(Recorded data)
==========

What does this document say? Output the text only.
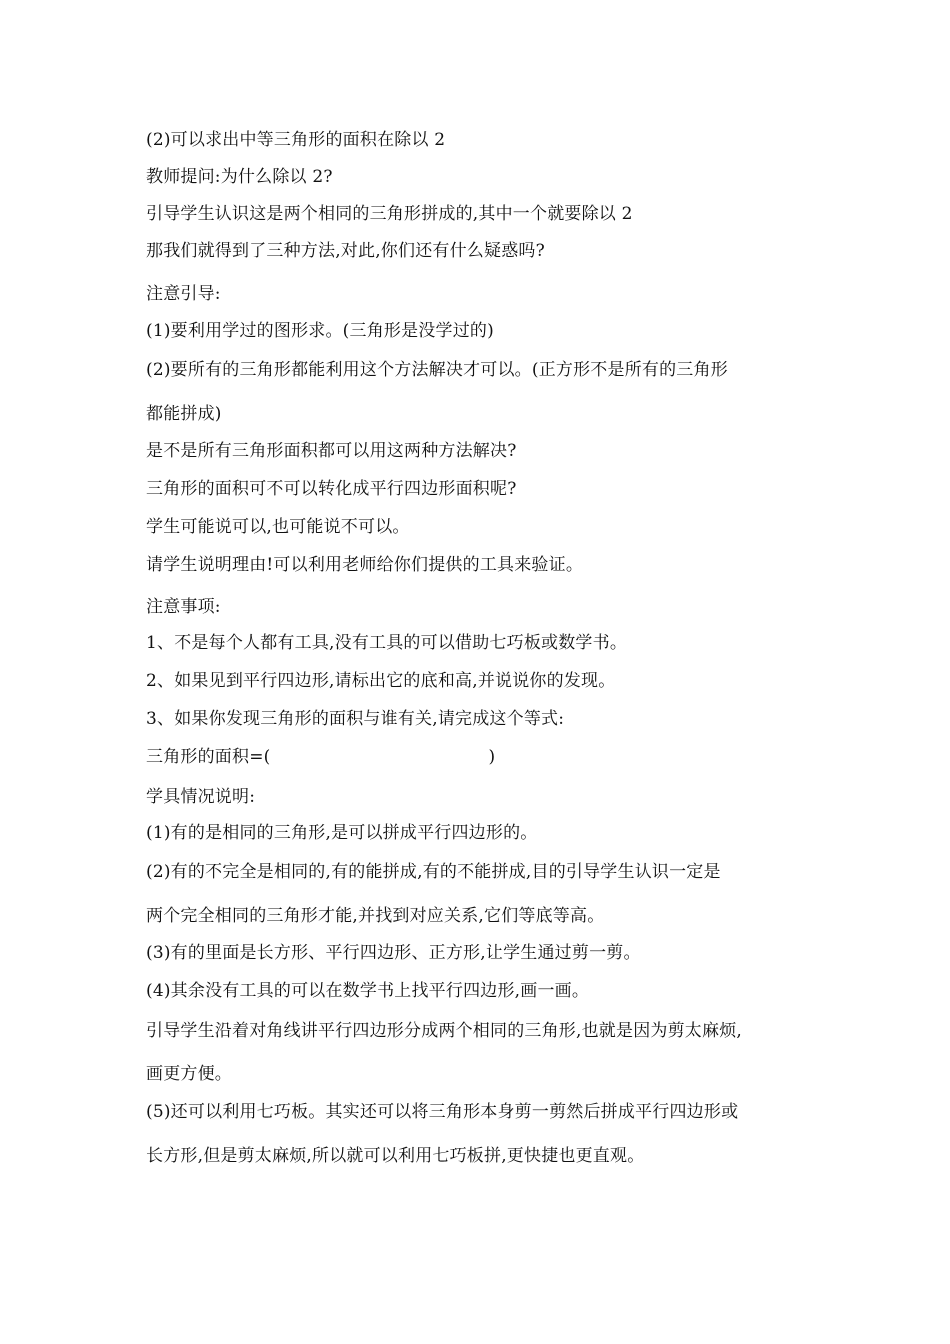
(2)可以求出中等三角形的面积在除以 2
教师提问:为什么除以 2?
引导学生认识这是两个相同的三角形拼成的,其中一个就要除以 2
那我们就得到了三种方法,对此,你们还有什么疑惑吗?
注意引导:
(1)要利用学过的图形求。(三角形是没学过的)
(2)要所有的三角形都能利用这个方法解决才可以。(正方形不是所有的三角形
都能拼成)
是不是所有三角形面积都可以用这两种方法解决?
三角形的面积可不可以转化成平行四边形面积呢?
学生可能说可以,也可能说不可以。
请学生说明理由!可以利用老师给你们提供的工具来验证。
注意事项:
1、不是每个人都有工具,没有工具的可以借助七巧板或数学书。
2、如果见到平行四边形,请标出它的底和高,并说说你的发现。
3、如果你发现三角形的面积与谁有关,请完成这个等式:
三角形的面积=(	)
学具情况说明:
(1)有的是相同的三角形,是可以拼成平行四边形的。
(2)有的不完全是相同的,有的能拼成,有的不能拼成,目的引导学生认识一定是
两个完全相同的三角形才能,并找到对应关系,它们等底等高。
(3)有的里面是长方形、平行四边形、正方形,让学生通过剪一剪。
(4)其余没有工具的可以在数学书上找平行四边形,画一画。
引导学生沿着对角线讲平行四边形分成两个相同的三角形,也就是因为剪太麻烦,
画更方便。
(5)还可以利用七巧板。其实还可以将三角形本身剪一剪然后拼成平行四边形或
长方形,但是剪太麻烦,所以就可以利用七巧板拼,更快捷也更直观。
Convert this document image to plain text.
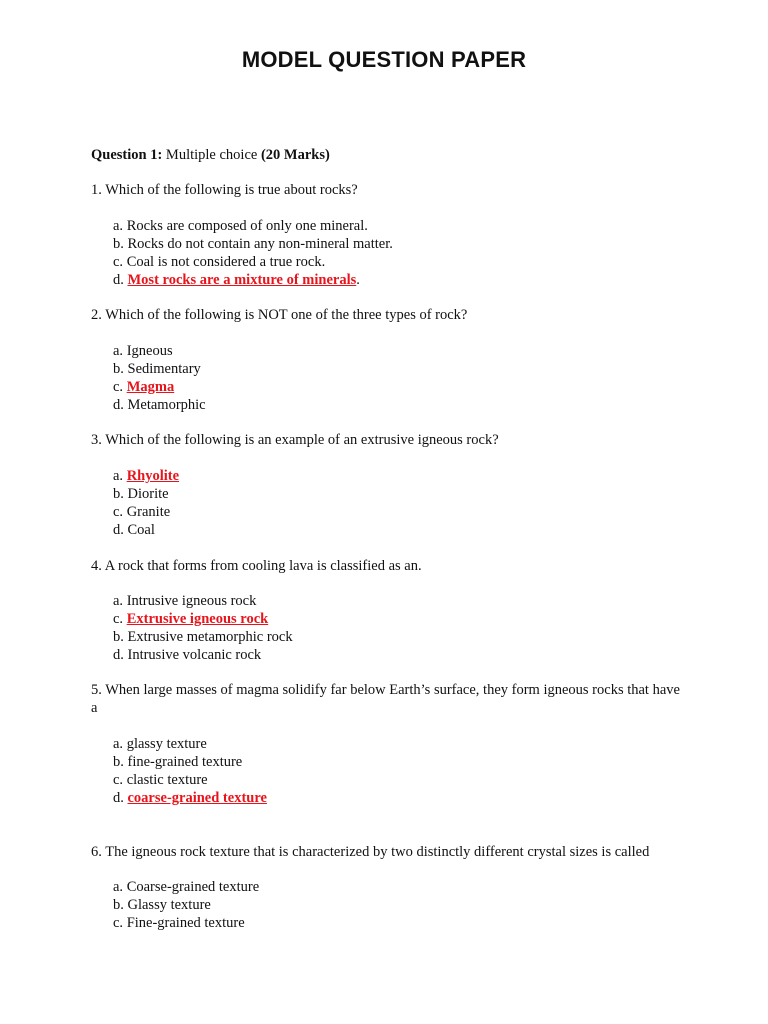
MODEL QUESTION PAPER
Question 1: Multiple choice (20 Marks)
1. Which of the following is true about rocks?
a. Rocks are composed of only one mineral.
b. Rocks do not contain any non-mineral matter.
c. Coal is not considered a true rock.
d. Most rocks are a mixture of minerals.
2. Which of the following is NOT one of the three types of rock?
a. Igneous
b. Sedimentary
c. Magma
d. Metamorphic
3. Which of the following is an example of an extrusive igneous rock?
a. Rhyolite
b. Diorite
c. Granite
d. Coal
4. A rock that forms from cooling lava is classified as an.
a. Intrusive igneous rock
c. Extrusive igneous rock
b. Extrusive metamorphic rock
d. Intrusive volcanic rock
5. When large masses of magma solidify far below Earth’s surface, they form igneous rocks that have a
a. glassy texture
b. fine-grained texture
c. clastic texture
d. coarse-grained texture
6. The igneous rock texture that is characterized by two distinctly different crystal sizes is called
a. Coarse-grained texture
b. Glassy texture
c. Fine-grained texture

==========

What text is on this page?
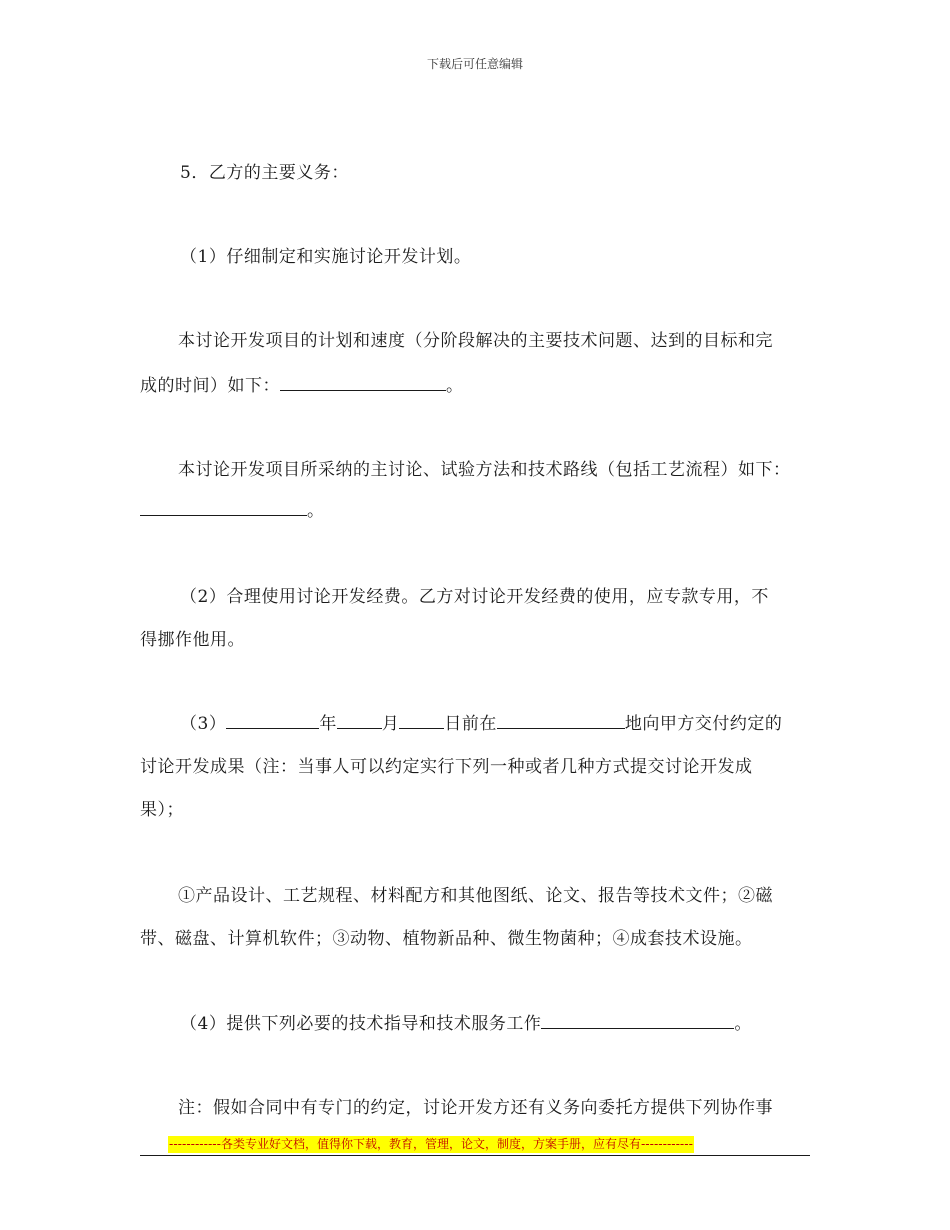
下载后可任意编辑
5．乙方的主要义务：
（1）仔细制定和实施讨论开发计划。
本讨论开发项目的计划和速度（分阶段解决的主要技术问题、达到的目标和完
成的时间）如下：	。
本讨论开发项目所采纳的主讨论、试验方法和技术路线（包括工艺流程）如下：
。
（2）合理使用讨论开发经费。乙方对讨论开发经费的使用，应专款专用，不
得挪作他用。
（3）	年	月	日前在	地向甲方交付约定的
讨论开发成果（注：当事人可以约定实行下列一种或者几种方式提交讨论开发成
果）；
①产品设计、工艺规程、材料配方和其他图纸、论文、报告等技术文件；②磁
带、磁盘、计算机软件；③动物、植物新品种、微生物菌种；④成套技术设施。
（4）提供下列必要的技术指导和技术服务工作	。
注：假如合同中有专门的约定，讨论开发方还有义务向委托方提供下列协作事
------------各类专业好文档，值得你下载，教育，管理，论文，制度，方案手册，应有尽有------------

==========

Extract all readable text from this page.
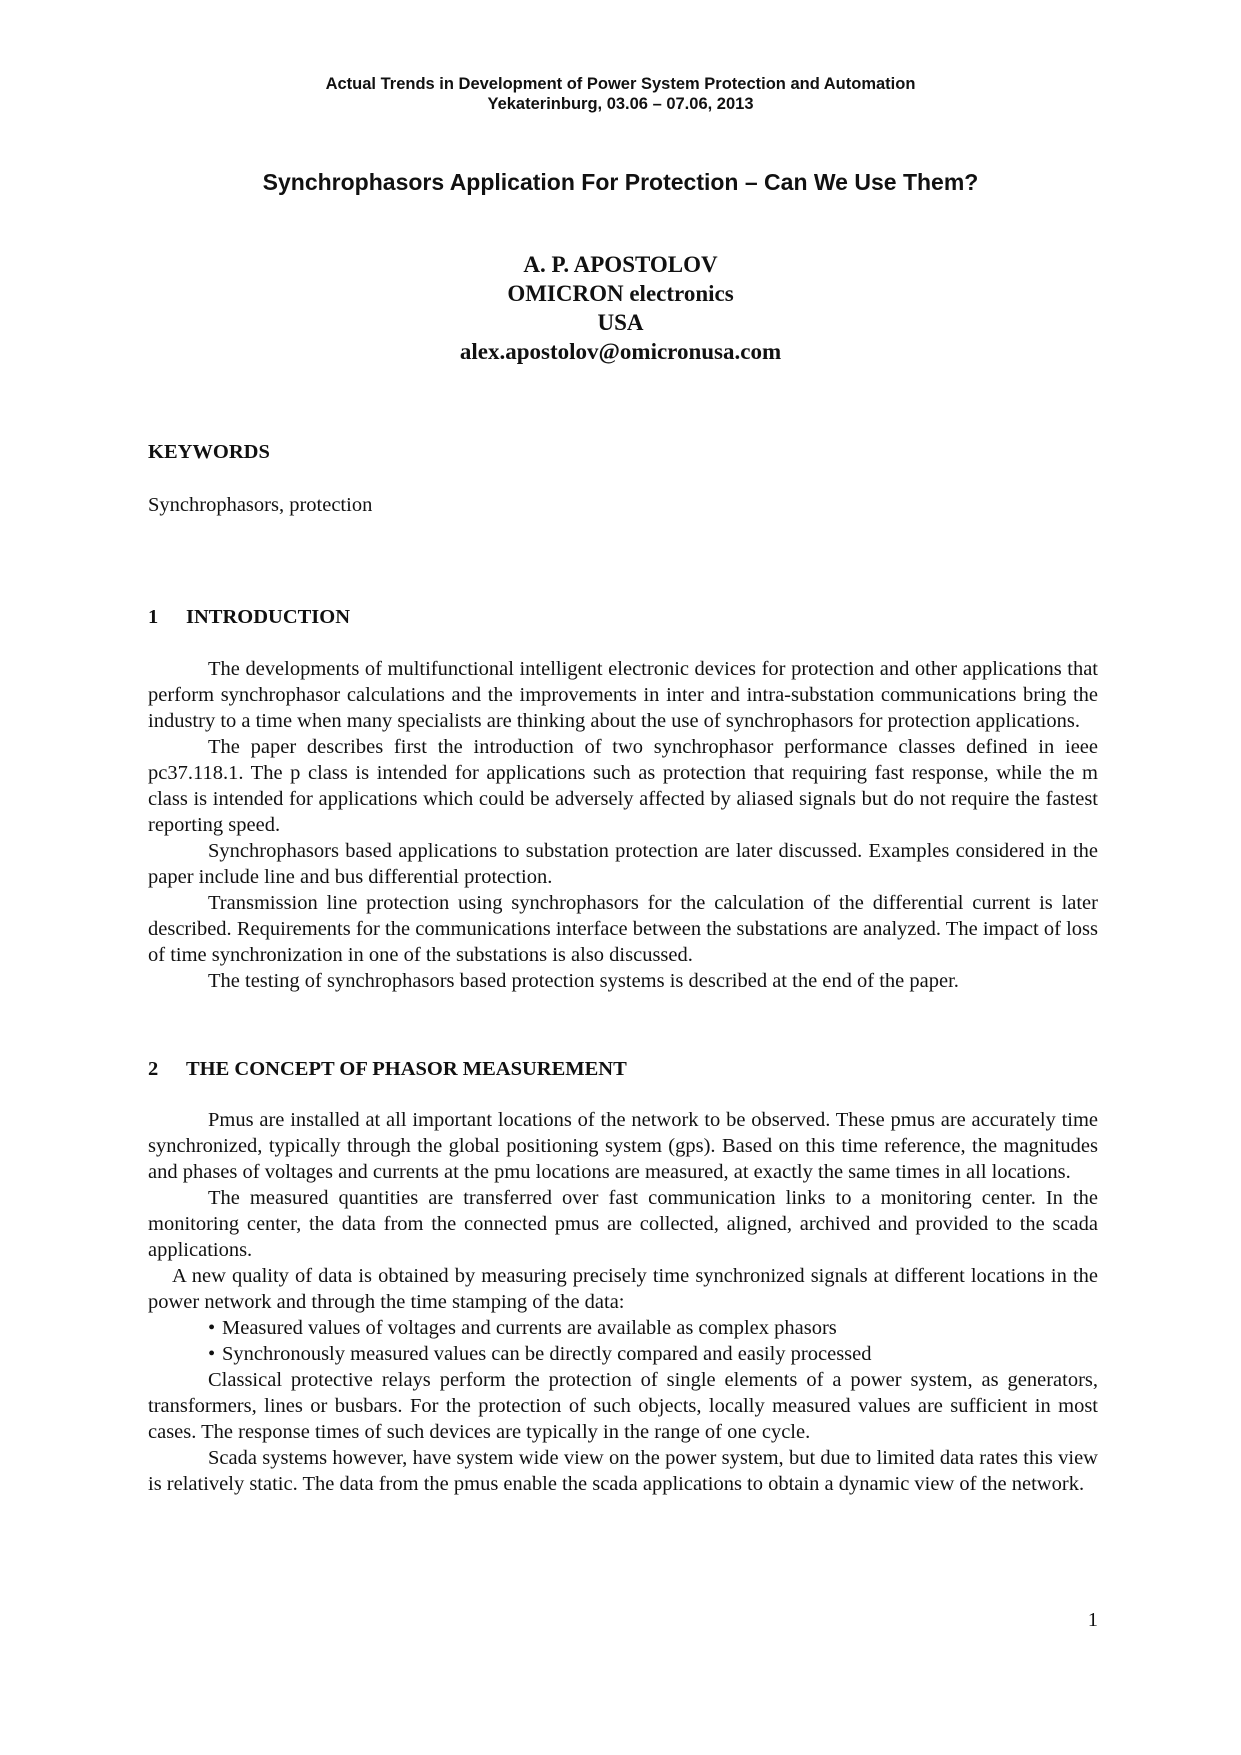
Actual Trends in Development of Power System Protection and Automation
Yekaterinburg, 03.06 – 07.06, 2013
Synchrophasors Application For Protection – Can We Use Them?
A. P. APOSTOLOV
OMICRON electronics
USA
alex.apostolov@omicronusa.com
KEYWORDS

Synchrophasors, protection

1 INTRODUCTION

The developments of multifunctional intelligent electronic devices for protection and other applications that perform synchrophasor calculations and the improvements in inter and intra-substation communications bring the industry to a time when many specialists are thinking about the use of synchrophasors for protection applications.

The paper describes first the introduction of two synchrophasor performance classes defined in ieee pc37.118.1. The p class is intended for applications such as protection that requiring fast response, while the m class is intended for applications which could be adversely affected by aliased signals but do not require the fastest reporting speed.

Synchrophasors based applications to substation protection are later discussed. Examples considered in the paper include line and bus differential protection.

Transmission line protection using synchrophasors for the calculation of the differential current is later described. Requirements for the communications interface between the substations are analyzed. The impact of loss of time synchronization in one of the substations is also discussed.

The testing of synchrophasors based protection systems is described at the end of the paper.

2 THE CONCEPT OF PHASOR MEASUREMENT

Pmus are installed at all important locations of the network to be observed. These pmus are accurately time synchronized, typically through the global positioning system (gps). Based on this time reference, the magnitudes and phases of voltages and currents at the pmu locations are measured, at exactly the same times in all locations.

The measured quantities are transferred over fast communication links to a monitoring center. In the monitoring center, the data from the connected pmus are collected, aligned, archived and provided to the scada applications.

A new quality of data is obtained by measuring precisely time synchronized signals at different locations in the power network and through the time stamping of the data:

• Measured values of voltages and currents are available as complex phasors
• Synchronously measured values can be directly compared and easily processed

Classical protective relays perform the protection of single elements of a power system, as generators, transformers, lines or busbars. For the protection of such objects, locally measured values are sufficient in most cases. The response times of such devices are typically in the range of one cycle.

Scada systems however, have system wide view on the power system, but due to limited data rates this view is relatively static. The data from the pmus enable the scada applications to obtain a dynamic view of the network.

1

==========

[Instructions for the task]
How many lines of these entries contain "considered"? Answer with the number and nothing else.

[Result of this exercise]
2